▸ **OBJECTIVE**
Gather the lines that hold the string "Conflicts".

------ RECORDS FOR PROCESSING ------

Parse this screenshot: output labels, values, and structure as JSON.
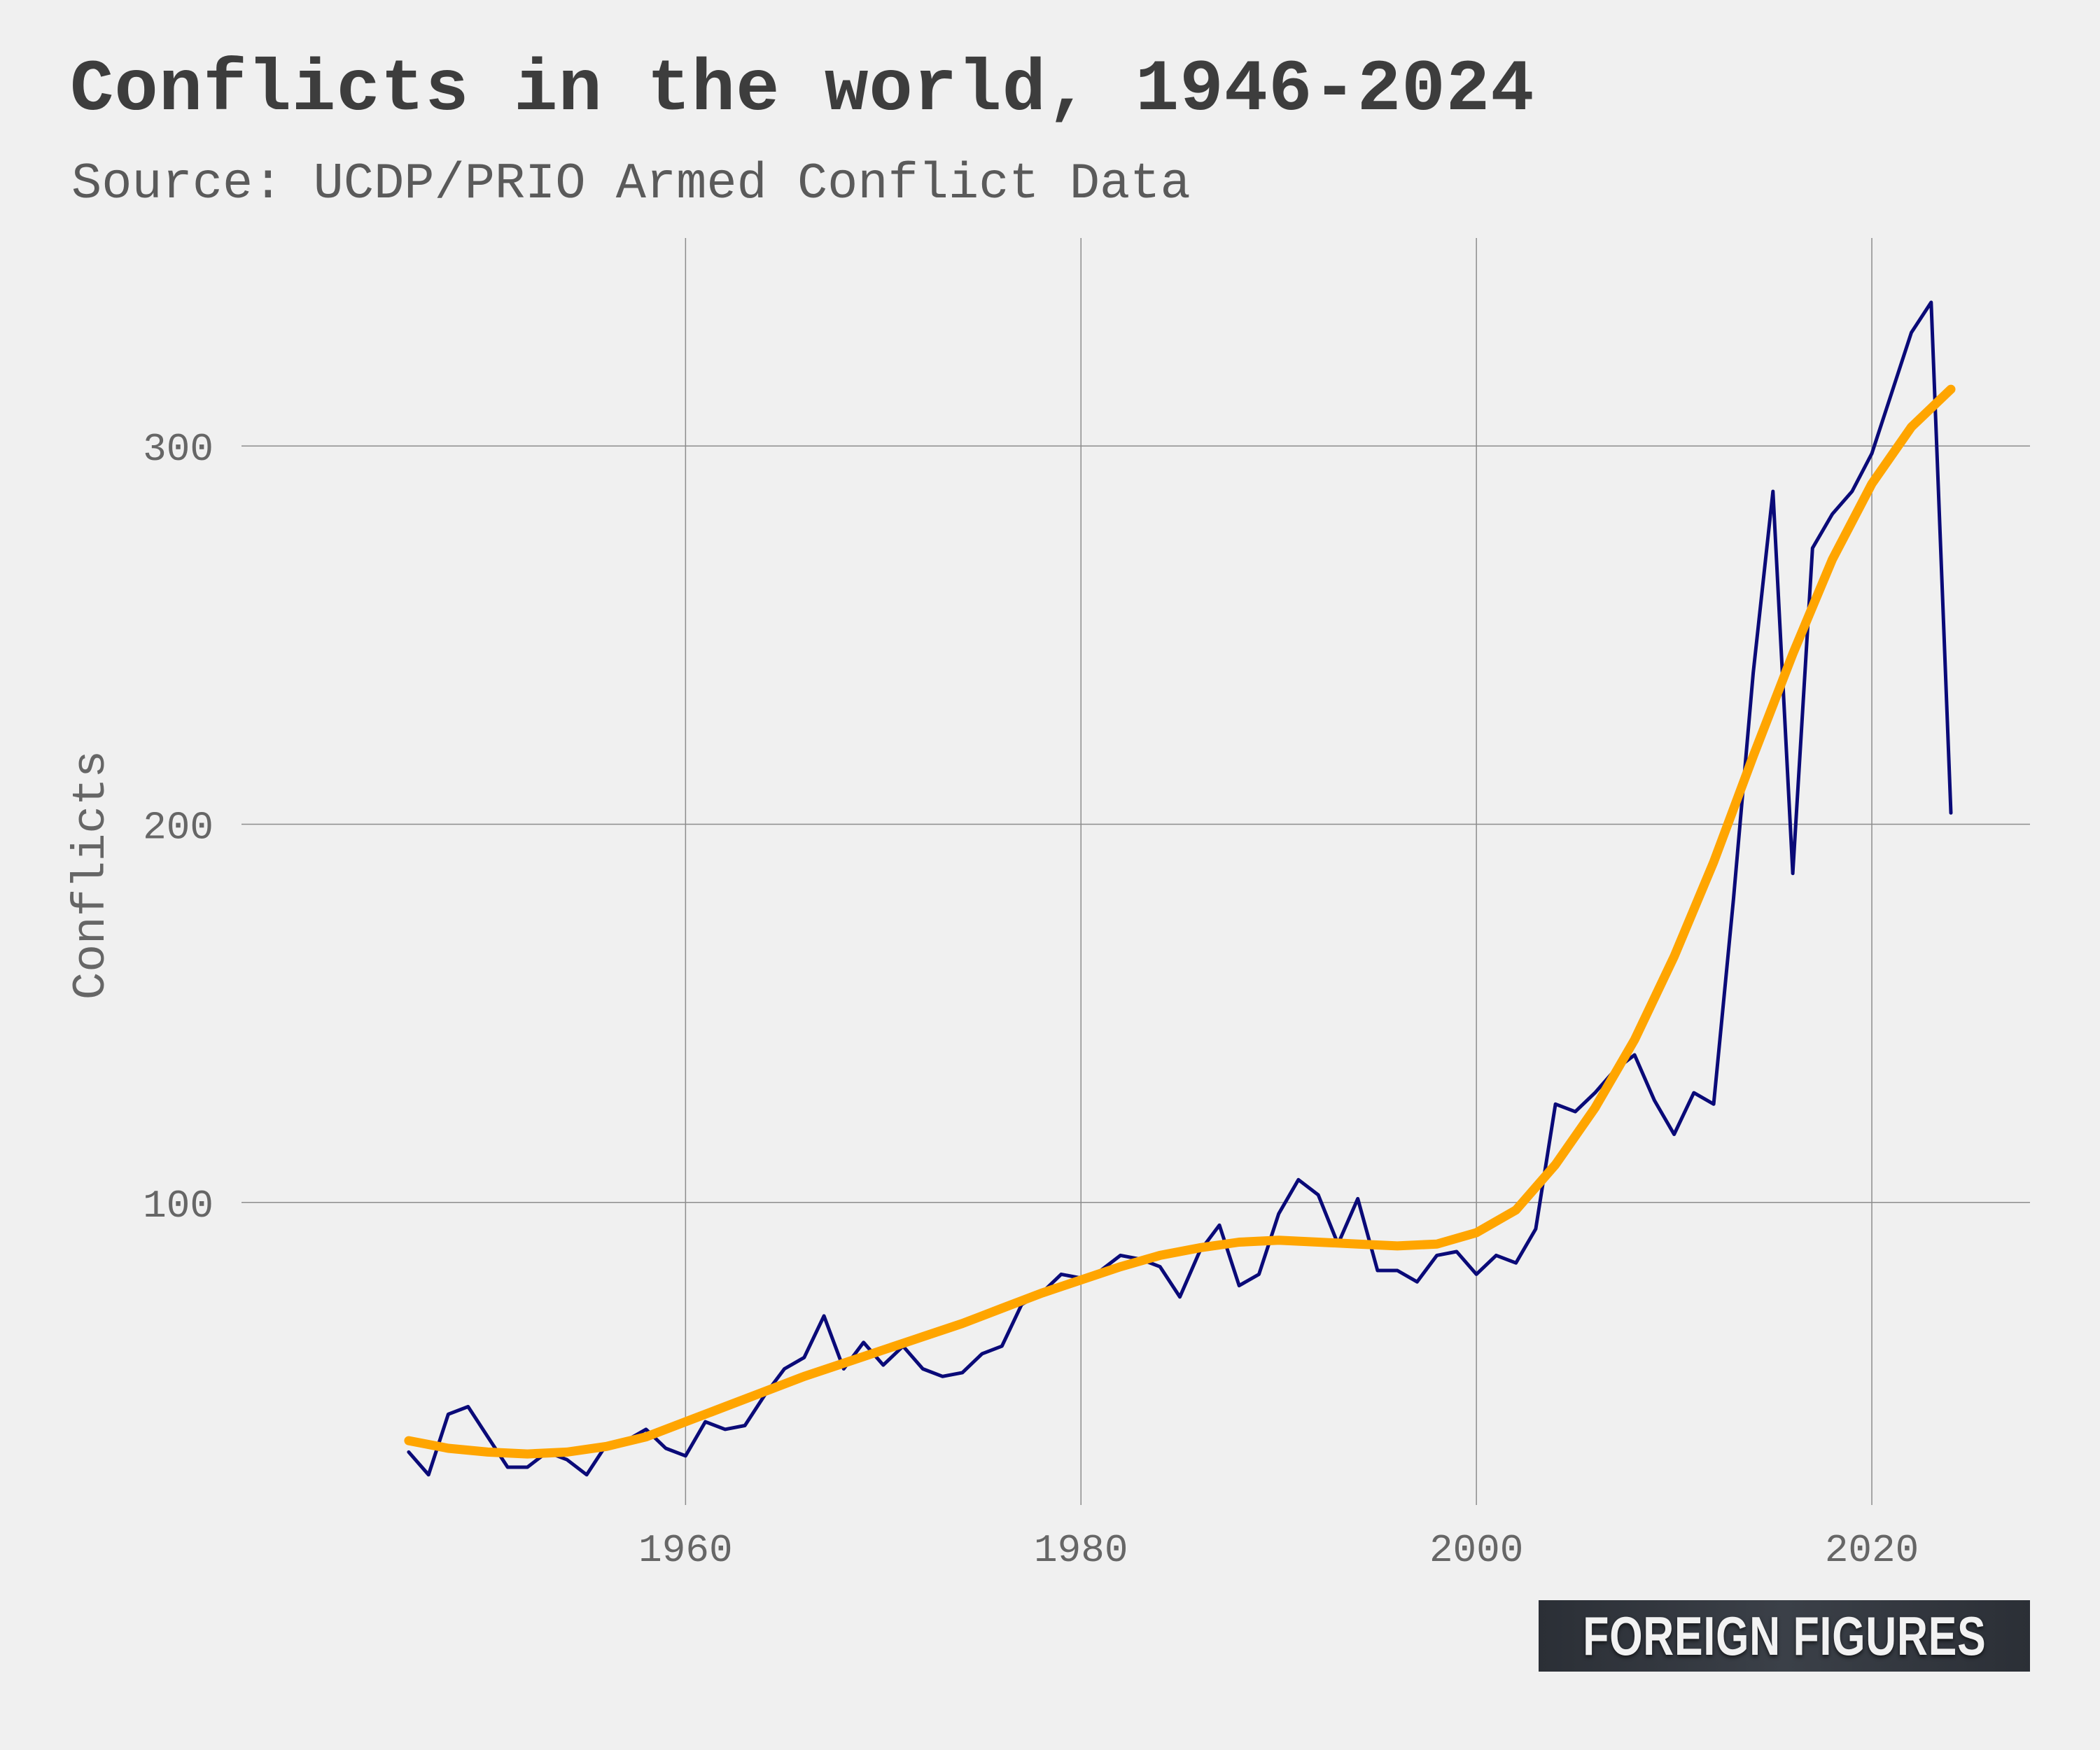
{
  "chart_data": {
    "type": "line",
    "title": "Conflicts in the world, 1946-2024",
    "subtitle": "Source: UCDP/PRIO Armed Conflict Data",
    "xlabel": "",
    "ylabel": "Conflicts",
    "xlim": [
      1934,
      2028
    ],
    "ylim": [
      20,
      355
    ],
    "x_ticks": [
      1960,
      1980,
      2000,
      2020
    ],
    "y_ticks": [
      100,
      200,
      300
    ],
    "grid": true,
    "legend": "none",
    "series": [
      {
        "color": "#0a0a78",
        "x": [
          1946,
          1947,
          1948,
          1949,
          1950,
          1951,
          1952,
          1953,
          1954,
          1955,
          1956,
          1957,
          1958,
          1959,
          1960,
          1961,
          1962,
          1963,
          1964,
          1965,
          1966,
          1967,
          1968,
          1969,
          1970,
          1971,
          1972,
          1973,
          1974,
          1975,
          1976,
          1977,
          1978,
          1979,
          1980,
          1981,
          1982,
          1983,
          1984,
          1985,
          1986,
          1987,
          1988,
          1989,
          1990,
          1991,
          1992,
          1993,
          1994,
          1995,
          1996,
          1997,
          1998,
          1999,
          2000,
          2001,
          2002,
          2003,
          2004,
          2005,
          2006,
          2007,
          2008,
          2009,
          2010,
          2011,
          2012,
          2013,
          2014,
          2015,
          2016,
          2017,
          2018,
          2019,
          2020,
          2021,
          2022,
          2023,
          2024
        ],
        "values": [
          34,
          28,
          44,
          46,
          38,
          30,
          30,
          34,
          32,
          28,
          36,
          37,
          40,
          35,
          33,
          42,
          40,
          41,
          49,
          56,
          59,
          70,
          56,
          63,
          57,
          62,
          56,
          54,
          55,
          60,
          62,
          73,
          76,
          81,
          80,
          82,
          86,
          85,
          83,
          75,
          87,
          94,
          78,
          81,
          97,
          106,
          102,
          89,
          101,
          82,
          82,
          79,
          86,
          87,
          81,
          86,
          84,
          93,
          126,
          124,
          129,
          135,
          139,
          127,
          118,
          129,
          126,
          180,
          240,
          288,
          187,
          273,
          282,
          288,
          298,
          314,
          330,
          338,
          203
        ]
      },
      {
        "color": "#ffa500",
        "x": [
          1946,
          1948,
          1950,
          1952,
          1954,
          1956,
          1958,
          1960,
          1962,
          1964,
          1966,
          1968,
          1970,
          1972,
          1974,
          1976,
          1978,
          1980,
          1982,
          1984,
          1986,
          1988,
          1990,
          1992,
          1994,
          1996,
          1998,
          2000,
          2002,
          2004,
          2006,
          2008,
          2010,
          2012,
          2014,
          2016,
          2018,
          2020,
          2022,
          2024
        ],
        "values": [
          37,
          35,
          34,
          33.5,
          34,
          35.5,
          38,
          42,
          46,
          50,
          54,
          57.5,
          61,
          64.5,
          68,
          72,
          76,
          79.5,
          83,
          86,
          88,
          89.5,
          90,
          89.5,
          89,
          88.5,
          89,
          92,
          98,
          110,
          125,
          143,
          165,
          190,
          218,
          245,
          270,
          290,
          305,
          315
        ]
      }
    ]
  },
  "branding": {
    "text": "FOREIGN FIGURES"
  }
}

------

▸ **RESPONSE**
    "title": "Conflicts in the world, 1946-2024",
    "ylabel": "Conflicts",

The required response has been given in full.